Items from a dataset
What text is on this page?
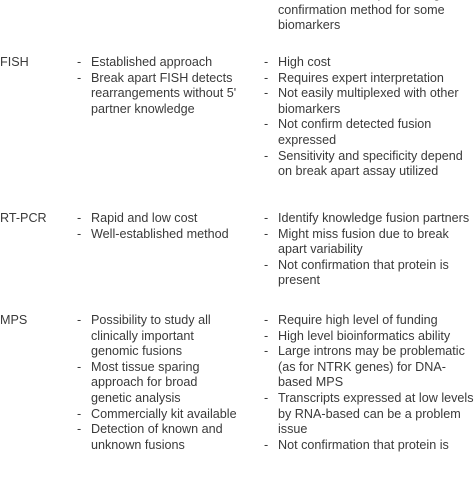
confirmation method for some
biomarkers
FISH	- Established approach
- Break apart FISH detects
rearrangements without 5'
partner knowledge
- High cost
- Requires expert interpretation
- Not easily multiplexed with other
biomarkers
- Not confirm detected fusion
expressed
- Sensitivity and specificity depend
on break apart assay utilized
RT-PCR - Rapid and low cost
- Well-established method
- Identify knowledge fusion partners
- Might miss fusion due to break
apart variability
- Not confirmation that protein is
present
MPS	- Possibility to study all
clinically important
genomic fusions
- Most tissue sparing
approach for broad
genetic analysis
- Commercially kit available
- Detection of known and
unknown fusions
- Require high level of funding
- High level bioinformatics ability
- Large introns may be problematic
(as for NTRK genes) for DNA-
based MPS
- Transcripts expressed at low levels
by RNA-based can be a problem
issue
- Not confirmation that protein is
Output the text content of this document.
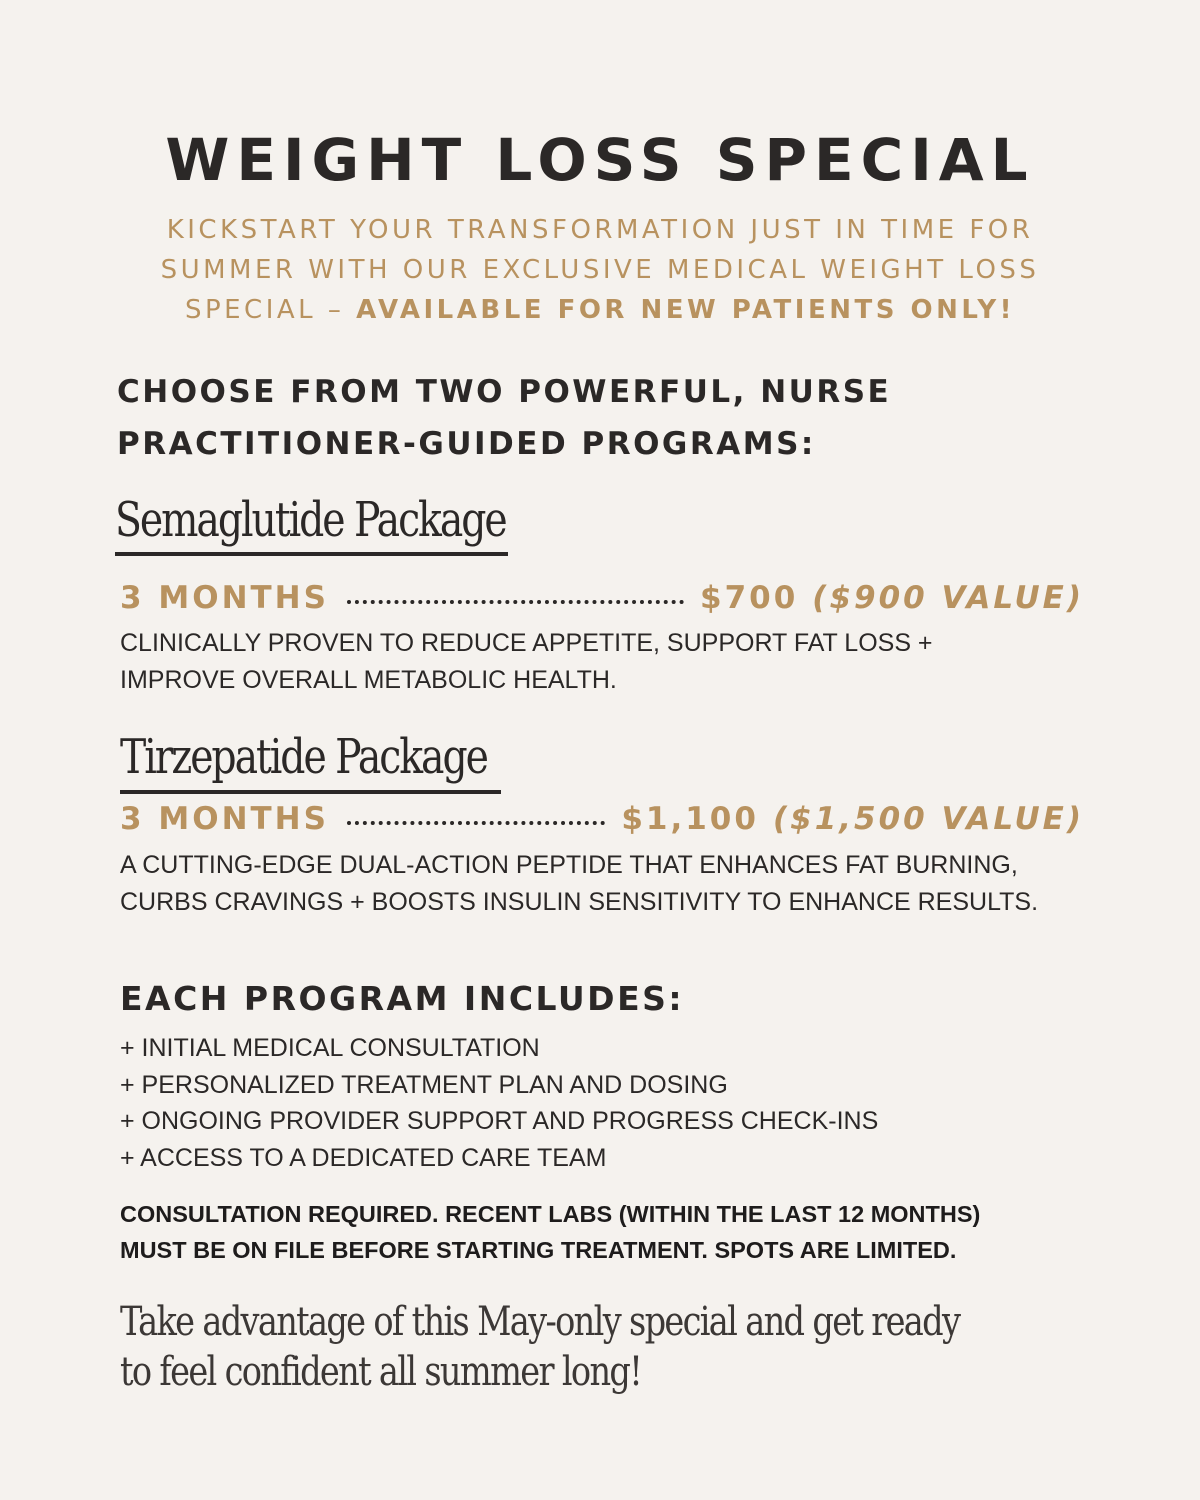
WEIGHT LOSS SPECIAL
KICKSTART YOUR TRANSFORMATION JUST IN TIME FOR
SUMMER WITH OUR EXCLUSIVE MEDICAL WEIGHT LOSS
SPECIAL – AVAILABLE FOR NEW PATIENTS ONLY!
CHOOSE FROM TWO POWERFUL, NURSE
PRACTITIONER-GUIDED PROGRAMS:
Semaglutide Package
3 MONTHS	$700 ($900 VALUE)
CLINICALLY PROVEN TO REDUCE APPETITE, SUPPORT FAT LOSS +
IMPROVE OVERALL METABOLIC HEALTH.
Tirzepatide Package
3 MONTHS	$1,100 ($1,500 VALUE)
A CUTTING-EDGE DUAL-ACTION PEPTIDE THAT ENHANCES FAT BURNING,
CURBS CRAVINGS + BOOSTS INSULIN SENSITIVITY TO ENHANCE RESULTS.
EACH PROGRAM INCLUDES:
+ INITIAL MEDICAL CONSULTATION
+ PERSONALIZED TREATMENT PLAN AND DOSING
+ ONGOING PROVIDER SUPPORT AND PROGRESS CHECK-INS
+ ACCESS TO A DEDICATED CARE TEAM
CONSULTATION REQUIRED. RECENT LABS (WITHIN THE LAST 12 MONTHS)
MUST BE ON FILE BEFORE STARTING TREATMENT. SPOTS ARE LIMITED.
Take advantage of this May-only special and get ready
to feel confident all summer long!
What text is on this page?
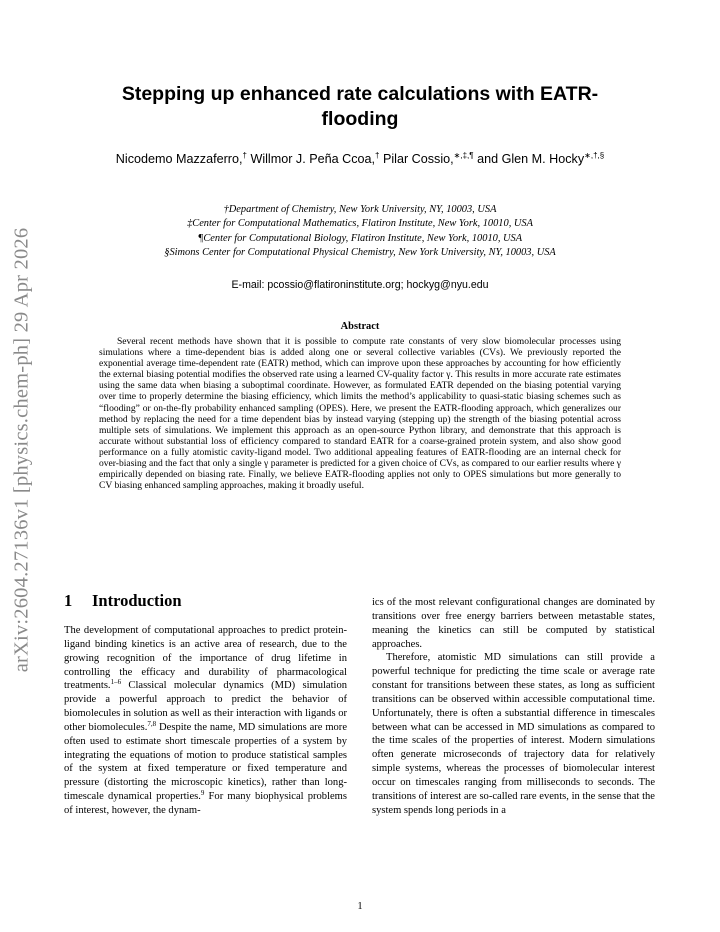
arXiv:2604.27136v1 [physics.chem-ph] 29 Apr 2026
Stepping up enhanced rate calculations with EATR-flooding
Nicodemo Mazzaferro,† Willmor J. Peña Ccoa,† Pilar Cossio,∗,‡,¶ and Glen M. Hocky∗,†,§
†Department of Chemistry, New York University, NY, 10003, USA
‡Center for Computational Mathematics, Flatiron Institute, New York, 10010, USA
¶Center for Computational Biology, Flatiron Institute, New York, 10010, USA
§Simons Center for Computational Physical Chemistry, New York University, NY, 10003, USA
E-mail: pcossio@flatironinstitute.org; hockyg@nyu.edu
Abstract
Several recent methods have shown that it is possible to compute rate constants of very slow biomolecular processes using simulations where a time-dependent bias is added along one or several collective variables (CVs). We previously reported the exponential average time-dependent rate (EATR) method, which can improve upon these approaches by accounting for how efficiently the external biasing potential modifies the observed rate using a learned CV-quality factor γ. This results in more accurate rate estimates using the same data when biasing a suboptimal coordinate. However, as formulated EATR depended on the biasing potential varying over time to properly determine the biasing efficiency, which limits the method’s applicability to quasi-static biasing schemes such as “flooding” or on-the-fly probability enhanced sampling (OPES). Here, we present the EATR-flooding approach, which generalizes our method by replacing the need for a time dependent bias by instead varying (stepping up) the strength of the biasing potential across multiple sets of simulations. We implement this approach as an open-source Python library, and demonstrate that this approach is accurate without substantial loss of efficiency compared to standard EATR for a coarse-grained protein system, and also show good performance on a fully atomistic cavity-ligand model. Two additional appealing features of EATR-flooding are an internal check for over-biasing and the fact that only a single γ parameter is predicted for a given choice of CVs, as compared to our earlier results where γ empirically depended on biasing rate. Finally, we believe EATR-flooding applies not only to OPES simulations but more generally to CV biasing enhanced sampling approaches, making it broadly useful.
1 Introduction

The development of computational approaches to predict protein-ligand binding kinetics is an active area of research, due to the growing recognition of the importance of drug lifetime in controlling the efficacy and durability of pharmacological treatments.$^{1-6}$ Classical molecular dynamics (MD) simulation provide a powerful approach to predict the behavior of biomolecules in solution as well as their interaction with ligands or other biomolecules.$^{7,8}$ Despite the name, MD simulations are more often used to estimate short timescale properties of a system by integrating the equations of motion to produce statistical samples of the system at fixed temperature or fixed temperature and pressure (distorting the microscopic kinetics), rather than long-timescale dynamical properties.$^9$ For many biophysical problems of interest, however, the dynam-

ics of the most relevant configurational changes are dominated by transitions over free energy barriers between metastable states, meaning the kinetics can still be computed by statistical approaches.

Therefore, atomistic MD simulations can still provide a powerful technique for predicting the time scale or average rate constant for transitions between these states, as long as sufficient transitions can be observed within accessible computational time. Unfortunately, there is often a substantial difference in timescales between what can be accessed in MD simulations as compared to the time scales of the properties of interest. Modern simulations often generate microseconds of trajectory data for relatively simple systems, whereas the processes of biomolecular interest occur on timescales ranging from milliseconds to seconds. The transitions of interest are so-called rare events, in the sense that the system spends long periods in a

1
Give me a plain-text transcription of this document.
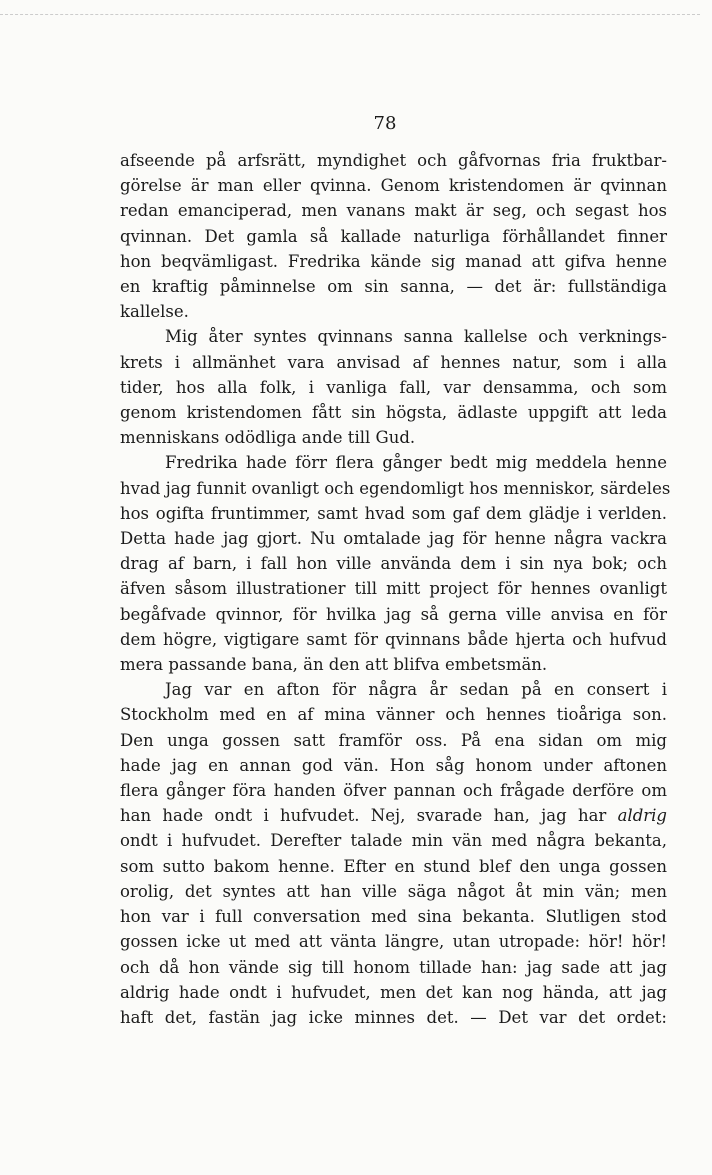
78

afseende på arfsrätt, myndighet och gåfvornas fria fruktbar-
görelse är man eller qvinna. Genom kristendomen är qvinnan
redan emanciperad, men vanans makt är seg, och segast hos
qvinnan. Det gamla så kallade naturliga förhållandet finner
hon beqvämligast. Fredrika kände sig manad att gifva henne
en kraftig påminnelse om sin sanna, — det är: fullständiga
kallelse.

Mig åter syntes qvinnans sanna kallelse och verknings-
krets i allmänhet vara anvisad af hennes natur, som i alla
tider, hos alla folk, i vanliga fall, var densamma, och som
genom kristendomen fått sin högsta, ädlaste uppgift att leda
menniskans odödliga ande till Gud.

Fredrika hade förr flera gånger bedt mig meddela henne
hvad jag funnit ovanligt och egendomligt hos menniskor, särdeles
hos ogifta fruntimmer, samt hvad som gaf dem glädje i verlden.
Detta hade jag gjort. Nu omtalade jag för henne några vackra
drag af barn, i fall hon ville använda dem i sin nya bok; och
äfven såsom illustrationer till mitt project för hennes ovanligt
begåfvade qvinnor, för hvilka jag så gerna ville anvisa en för
dem högre, vigtigare samt för qvinnans både hjerta och hufvud
mera passande bana, än den att blifva embetsmän.

Jag var en afton för några år sedan på en consert i
Stockholm med en af mina vänner och hennes tioåriga son.
Den unga gossen satt framför oss. På ena sidan om mig
hade jag en annan god vän. Hon såg honom under aftonen
flera gånger föra handen öfver pannan och frågade derföre om
han hade ondt i hufvudet. Nej, svarade han, jag har aldrig
ondt i hufvudet. Derefter talade min vän med några bekanta,
som sutto bakom henne. Efter en stund blef den unga gossen
orolig, det syntes att han ville säga något åt min vän; men
hon var i full conversation med sina bekanta. Slutligen stod
gossen icke ut med att vänta längre, utan utropade: hör! hör!
och då hon vände sig till honom tillade han: jag sade att jag
aldrig hade ondt i hufvudet, men det kan nog hända, att jag
haft det, fastän jag icke minnes det. — Det var det ordet:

■ TASK DESCRIPTION ■
Return every record above exactly as written, but drop the pictures.

■ TASK RESULT ■
What text is on this page?
confirmation method for some
biomarkers
FISH	- Established approach
- Break apart FISH detects
rearrangements without 5'
partner knowledge
- High cost
- Requires expert interpretation
- Not easily multiplexed with other
biomarkers
- Not confirm detected fusion
expressed
- Sensitivity and specificity depend
on break apart assay utilized
RT-PCR - Rapid and low cost
- Well-established method
- Identify knowledge fusion partners
- Might miss fusion due to break
apart variability
- Not confirmation that protein is
present
MPS	- Possibility to study all
clinically important
genomic fusions
- Most tissue sparing
approach for broad
genetic analysis
- Commercially kit available
- Detection of known and
unknown fusions
- Require high level of funding
- High level bioinformatics ability
- Large introns may be problematic
(as for NTRK genes) for DNA-
based MPS
- Transcripts expressed at low levels
by RNA-based can be a problem
issue
- Not confirmation that protein is
Output the text content of this document.
WEIGHT LOSS SPECIAL
KICKSTART YOUR TRANSFORMATION JUST IN TIME FOR
SUMMER WITH OUR EXCLUSIVE MEDICAL WEIGHT LOSS
SPECIAL – AVAILABLE FOR NEW PATIENTS ONLY!
CHOOSE FROM TWO POWERFUL, NURSE
PRACTITIONER-GUIDED PROGRAMS:
Semaglutide Package
3 MONTHS	$700 ($900 VALUE)
CLINICALLY PROVEN TO REDUCE APPETITE, SUPPORT FAT LOSS +
IMPROVE OVERALL METABOLIC HEALTH.
Tirzepatide Package
3 MONTHS	$1,100 ($1,500 VALUE)
A CUTTING-EDGE DUAL-ACTION PEPTIDE THAT ENHANCES FAT BURNING,
CURBS CRAVINGS + BOOSTS INSULIN SENSITIVITY TO ENHANCE RESULTS.
EACH PROGRAM INCLUDES:
+ INITIAL MEDICAL CONSULTATION
+ PERSONALIZED TREATMENT PLAN AND DOSING
+ ONGOING PROVIDER SUPPORT AND PROGRESS CHECK-INS
+ ACCESS TO A DEDICATED CARE TEAM
CONSULTATION REQUIRED. RECENT LABS (WITHIN THE LAST 12 MONTHS)
MUST BE ON FILE BEFORE STARTING TREATMENT. SPOTS ARE LIMITED.
Take advantage of this May-only special and get ready
to feel confident all summer long!
What text is on this page?
arXiv:2604.27136v1 [physics.chem-ph] 29 Apr 2026
Stepping up enhanced rate calculations with EATR-flooding
Nicodemo Mazzaferro,† Willmor J. Peña Ccoa,† Pilar Cossio,∗,‡,¶ and Glen M. Hocky∗,†,§
†Department of Chemistry, New York University, NY, 10003, USA
‡Center for Computational Mathematics, Flatiron Institute, New York, 10010, USA
¶Center for Computational Biology, Flatiron Institute, New York, 10010, USA
§Simons Center for Computational Physical Chemistry, New York University, NY, 10003, USA
E-mail: pcossio@flatironinstitute.org; hockyg@nyu.edu
Abstract
Several recent methods have shown that it is possible to compute rate constants of very slow biomolecular processes using simulations where a time-dependent bias is added along one or several collective variables (CVs). We previously reported the exponential average time-dependent rate (EATR) method, which can improve upon these approaches by accounting for how efficiently the external biasing potential modifies the observed rate using a learned CV-quality factor γ. This results in more accurate rate estimates using the same data when biasing a suboptimal coordinate. However, as formulated EATR depended on the biasing potential varying over time to properly determine the biasing efficiency, which limits the method’s applicability to quasi-static biasing schemes such as “flooding” or on-the-fly probability enhanced sampling (OPES). Here, we present the EATR-flooding approach, which generalizes our method by replacing the need for a time dependent bias by instead varying (stepping up) the strength of the biasing potential across multiple sets of simulations. We implement this approach as an open-source Python library, and demonstrate that this approach is accurate without substantial loss of efficiency compared to standard EATR for a coarse-grained protein system, and also show good performance on a fully atomistic cavity-ligand model. Two additional appealing features of EATR-flooding are an internal check for over-biasing and the fact that only a single γ parameter is predicted for a given choice of CVs, as compared to our earlier results where γ empirically depended on biasing rate. Finally, we believe EATR-flooding applies not only to OPES simulations but more generally to CV biasing enhanced sampling approaches, making it broadly useful.
1 Introduction

The development of computational approaches to predict protein-ligand binding kinetics is an active area of research, due to the growing recognition of the importance of drug lifetime in controlling the efficacy and durability of pharmacological treatments.$^{1-6}$ Classical molecular dynamics (MD) simulation provide a powerful approach to predict the behavior of biomolecules in solution as well as their interaction with ligands or other biomolecules.$^{7,8}$ Despite the name, MD simulations are more often used to estimate short timescale properties of a system by integrating the equations of motion to produce statistical samples of the system at fixed temperature or fixed temperature and pressure (distorting the microscopic kinetics), rather than long-timescale dynamical properties.$^9$ For many biophysical problems of interest, however, the dynam-

ics of the most relevant configurational changes are dominated by transitions over free energy barriers between metastable states, meaning the kinetics can still be computed by statistical approaches.

Therefore, atomistic MD simulations can still provide a powerful technique for predicting the time scale or average rate constant for transitions between these states, as long as sufficient transitions can be observed within accessible computational time. Unfortunately, there is often a substantial difference in timescales between what can be accessed in MD simulations as compared to the time scales of the properties of interest. Modern simulations often generate microseconds of trajectory data for relatively simple systems, whereas the processes of biomolecular interest occur on timescales ranging from milliseconds to seconds. The transitions of interest are so-called rare events, in the sense that the system spends long periods in a

1
Give me a plain-text transcription of this document.
78

afseende på arfsrätt, myndighet och gåfvornas fria fruktbar-
görelse är man eller qvinna. Genom kristendomen är qvinnan
redan emanciperad, men vanans makt är seg, och segast hos
qvinnan. Det gamla så kallade naturliga förhållandet finner
hon beqvämligast. Fredrika kände sig manad att gifva henne
en kraftig påminnelse om sin sanna, — det är: fullständiga
kallelse.

Mig åter syntes qvinnans sanna kallelse och verknings-
krets i allmänhet vara anvisad af hennes natur, som i alla
tider, hos alla folk, i vanliga fall, var densamma, och som
genom kristendomen fått sin högsta, ädlaste uppgift att leda
menniskans odödliga ande till Gud.

Fredrika hade förr flera gånger bedt mig meddela henne
hvad jag funnit ovanligt och egendomligt hos menniskor, särdeles
hos ogifta fruntimmer, samt hvad som gaf dem glädje i verlden.
Detta hade jag gjort. Nu omtalade jag för henne några vackra
drag af barn, i fall hon ville använda dem i sin nya bok; och
äfven såsom illustrationer till mitt project för hennes ovanligt
begåfvade qvinnor, för hvilka jag så gerna ville anvisa en för
dem högre, vigtigare samt för qvinnans både hjerta och hufvud
mera passande bana, än den att blifva embetsmän.

Jag var en afton för några år sedan på en consert i
Stockholm med en af mina vänner och hennes tioåriga son.
Den unga gossen satt framför oss. På ena sidan om mig
hade jag en annan god vän. Hon såg honom under aftonen
flera gånger föra handen öfver pannan och frågade derföre om
han hade ondt i hufvudet. Nej, svarade han, jag har aldrig
ondt i hufvudet. Derefter talade min vän med några bekanta,
som sutto bakom henne. Efter en stund blef den unga gossen
orolig, det syntes att han ville säga något åt min vän; men
hon var i full conversation med sina bekanta. Slutligen stod
gossen icke ut med att vänta längre, utan utropade: hör! hör!
och då hon vände sig till honom tillade han: jag sade att jag
aldrig hade ondt i hufvudet, men det kan nog hända, att jag
haft det, fastän jag icke minnes det. — Det var det ordet:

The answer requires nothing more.